=== What you are asked to do ===
Report the number of lines containing "Lvov", with no other words.

[START]

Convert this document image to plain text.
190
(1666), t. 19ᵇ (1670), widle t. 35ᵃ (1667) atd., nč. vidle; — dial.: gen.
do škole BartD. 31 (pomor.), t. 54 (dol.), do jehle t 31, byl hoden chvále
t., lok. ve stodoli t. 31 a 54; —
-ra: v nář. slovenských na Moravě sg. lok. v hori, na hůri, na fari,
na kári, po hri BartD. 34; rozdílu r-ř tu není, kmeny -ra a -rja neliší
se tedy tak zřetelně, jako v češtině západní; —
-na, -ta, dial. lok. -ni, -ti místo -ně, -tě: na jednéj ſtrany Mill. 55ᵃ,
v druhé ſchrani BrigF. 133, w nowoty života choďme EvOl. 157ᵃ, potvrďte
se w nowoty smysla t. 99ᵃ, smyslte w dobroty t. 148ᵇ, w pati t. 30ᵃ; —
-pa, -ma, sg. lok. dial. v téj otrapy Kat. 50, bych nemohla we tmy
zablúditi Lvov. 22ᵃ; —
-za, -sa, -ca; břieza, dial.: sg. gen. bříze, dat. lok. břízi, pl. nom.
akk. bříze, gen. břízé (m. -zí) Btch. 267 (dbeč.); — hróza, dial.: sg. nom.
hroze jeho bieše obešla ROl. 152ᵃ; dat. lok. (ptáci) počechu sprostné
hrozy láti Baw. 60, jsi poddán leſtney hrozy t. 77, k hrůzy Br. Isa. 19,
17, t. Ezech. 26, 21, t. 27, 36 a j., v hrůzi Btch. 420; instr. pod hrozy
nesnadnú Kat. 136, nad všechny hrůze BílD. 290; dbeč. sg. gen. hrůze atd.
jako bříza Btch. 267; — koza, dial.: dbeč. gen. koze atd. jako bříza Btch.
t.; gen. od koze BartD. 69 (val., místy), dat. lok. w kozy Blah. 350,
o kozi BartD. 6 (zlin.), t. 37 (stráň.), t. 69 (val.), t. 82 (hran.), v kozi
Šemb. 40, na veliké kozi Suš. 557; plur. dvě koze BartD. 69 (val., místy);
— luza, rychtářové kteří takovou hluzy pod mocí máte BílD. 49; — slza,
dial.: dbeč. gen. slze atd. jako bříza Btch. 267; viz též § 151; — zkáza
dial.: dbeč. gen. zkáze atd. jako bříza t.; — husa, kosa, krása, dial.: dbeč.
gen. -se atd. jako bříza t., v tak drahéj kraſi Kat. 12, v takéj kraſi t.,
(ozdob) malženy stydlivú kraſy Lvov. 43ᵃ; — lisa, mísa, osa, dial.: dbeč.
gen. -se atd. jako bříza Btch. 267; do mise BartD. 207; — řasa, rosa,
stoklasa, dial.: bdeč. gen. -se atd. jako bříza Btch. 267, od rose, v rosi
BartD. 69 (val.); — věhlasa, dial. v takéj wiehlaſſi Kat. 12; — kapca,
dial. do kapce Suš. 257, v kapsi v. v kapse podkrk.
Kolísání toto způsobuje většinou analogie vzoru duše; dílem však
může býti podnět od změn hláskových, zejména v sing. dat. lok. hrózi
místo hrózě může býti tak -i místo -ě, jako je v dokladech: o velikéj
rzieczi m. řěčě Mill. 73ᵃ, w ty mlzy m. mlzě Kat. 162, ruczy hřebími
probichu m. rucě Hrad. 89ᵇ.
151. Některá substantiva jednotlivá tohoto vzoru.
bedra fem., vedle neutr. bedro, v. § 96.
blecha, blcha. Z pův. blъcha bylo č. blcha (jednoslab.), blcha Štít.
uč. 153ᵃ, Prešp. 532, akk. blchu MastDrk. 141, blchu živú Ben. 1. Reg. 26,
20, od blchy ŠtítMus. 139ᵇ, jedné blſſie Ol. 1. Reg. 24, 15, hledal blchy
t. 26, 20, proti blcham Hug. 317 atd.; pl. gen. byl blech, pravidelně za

[END]

=== Exercise result ===
2